-- BEGIN Given data --

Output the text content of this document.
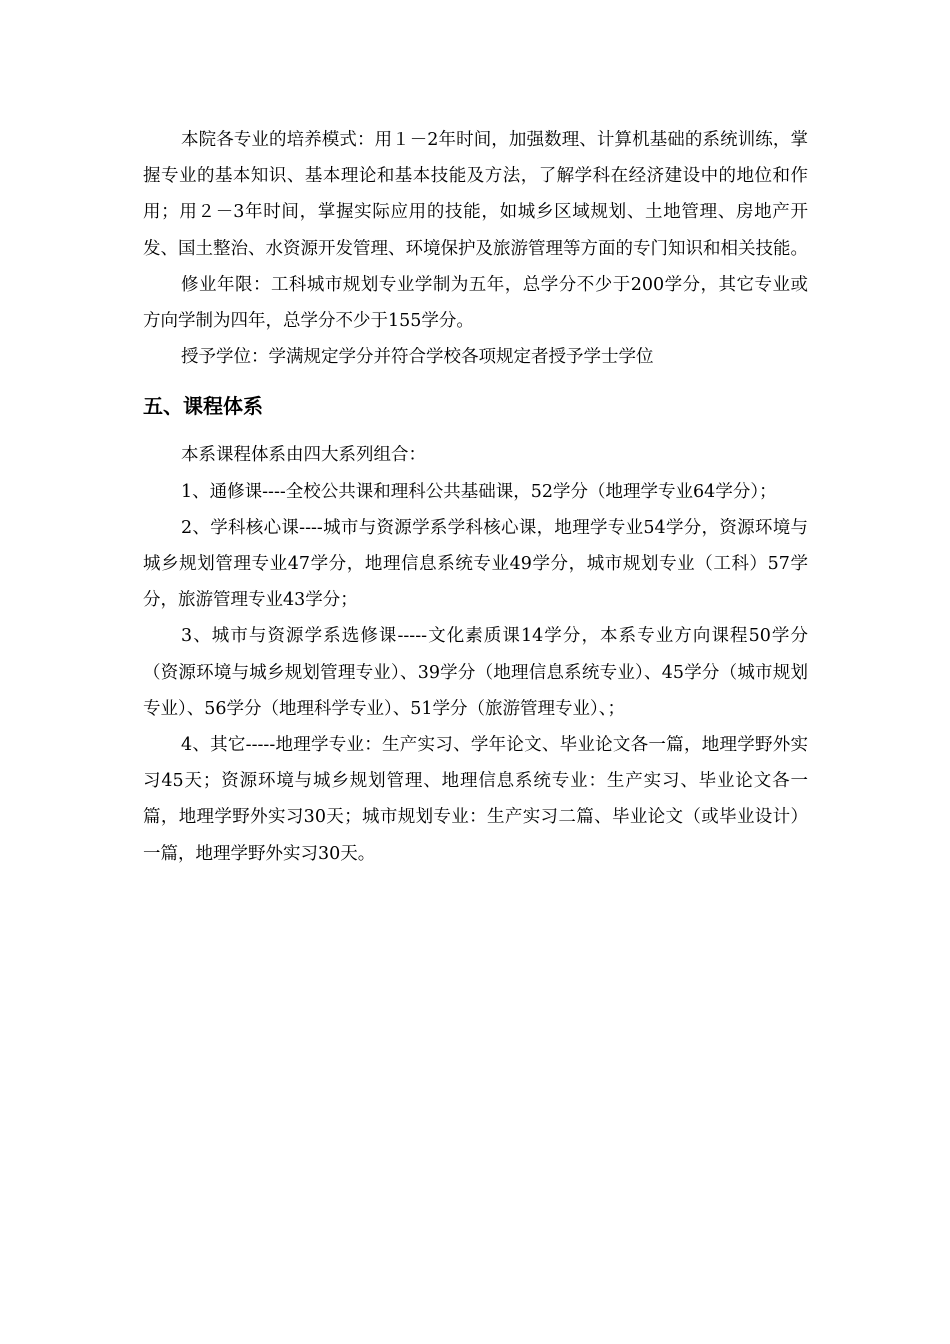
本院各专业的培养模式：用１－2年时间，加强数理、计算机基础的系统训练，掌握专业的基本知识、基本理论和基本技能及方法，了解学科在经济建设中的地位和作用；用２－3年时间，掌握实际应用的技能，如城乡区域规划、土地管理、房地产开发、国土整治、水资源开发管理、环境保护及旅游管理等方面的专门知识和相关技能。

修业年限：工科城市规划专业学制为五年，总学分不少于200学分，其它专业或方向学制为四年，总学分不少于155学分。

授予学位：学满规定学分并符合学校各项规定者授予学士学位

五、课程体系

本系课程体系由四大系列组合：

1、通修课----全校公共课和理科公共基础课，52学分（地理学专业64学分）；

2、学科核心课----城市与资源学系学科核心课，地理学专业54学分，资源环境与城乡规划管理专业47学分，地理信息系统专业49学分，城市规划专业（工科）57学分，旅游管理专业43学分；

3、城市与资源学系选修课-----文化素质课14学分，本系专业方向课程50学分（资源环境与城乡规划管理专业）、39学分（地理信息系统专业）、45学分（城市规划专业）、56学分（地理科学专业）、51学分（旅游管理专业）、；

4、其它-----地理学专业：生产实习、学年论文、毕业论文各一篇，地理学野外实习45天；资源环境与城乡规划管理、地理信息系统专业：生产实习、毕业论文各一篇，地理学野外实习30天；城市规划专业：生产实习二篇、毕业论文（或毕业设计）一篇，地理学野外实习30天。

-- END Given data --

(To be done) All entries must be written out again exactly as given, with no pictures in the copy.

(Reply)
Output the text content of this document.
本院各专业的培养模式：用１－2年时间，加强数理、计算机基础的系统训练，掌握专业的基本知识、基本理论和基本技能及方法，了解学科在经济建设中的地位和作用；用２－3年时间，掌握实际应用的技能，如城乡区域规划、土地管理、房地产开发、国土整治、水资源开发管理、环境保护及旅游管理等方面的专门知识和相关技能。

修业年限：工科城市规划专业学制为五年，总学分不少于200学分，其它专业或方向学制为四年，总学分不少于155学分。

授予学位：学满规定学分并符合学校各项规定者授予学士学位

五、课程体系

本系课程体系由四大系列组合：

1、通修课----全校公共课和理科公共基础课，52学分（地理学专业64学分）；

2、学科核心课----城市与资源学系学科核心课，地理学专业54学分，资源环境与城乡规划管理专业47学分，地理信息系统专业49学分，城市规划专业（工科）57学分，旅游管理专业43学分；

3、城市与资源学系选修课-----文化素质课14学分，本系专业方向课程50学分（资源环境与城乡规划管理专业）、39学分（地理信息系统专业）、45学分（城市规划专业）、56学分（地理科学专业）、51学分（旅游管理专业）、；

4、其它-----地理学专业：生产实习、学年论文、毕业论文各一篇，地理学野外实习45天；资源环境与城乡规划管理、地理信息系统专业：生产实习、毕业论文各一篇，地理学野外实习30天；城市规划专业：生产实习二篇、毕业论文（或毕业设计）一篇，地理学野外实习30天。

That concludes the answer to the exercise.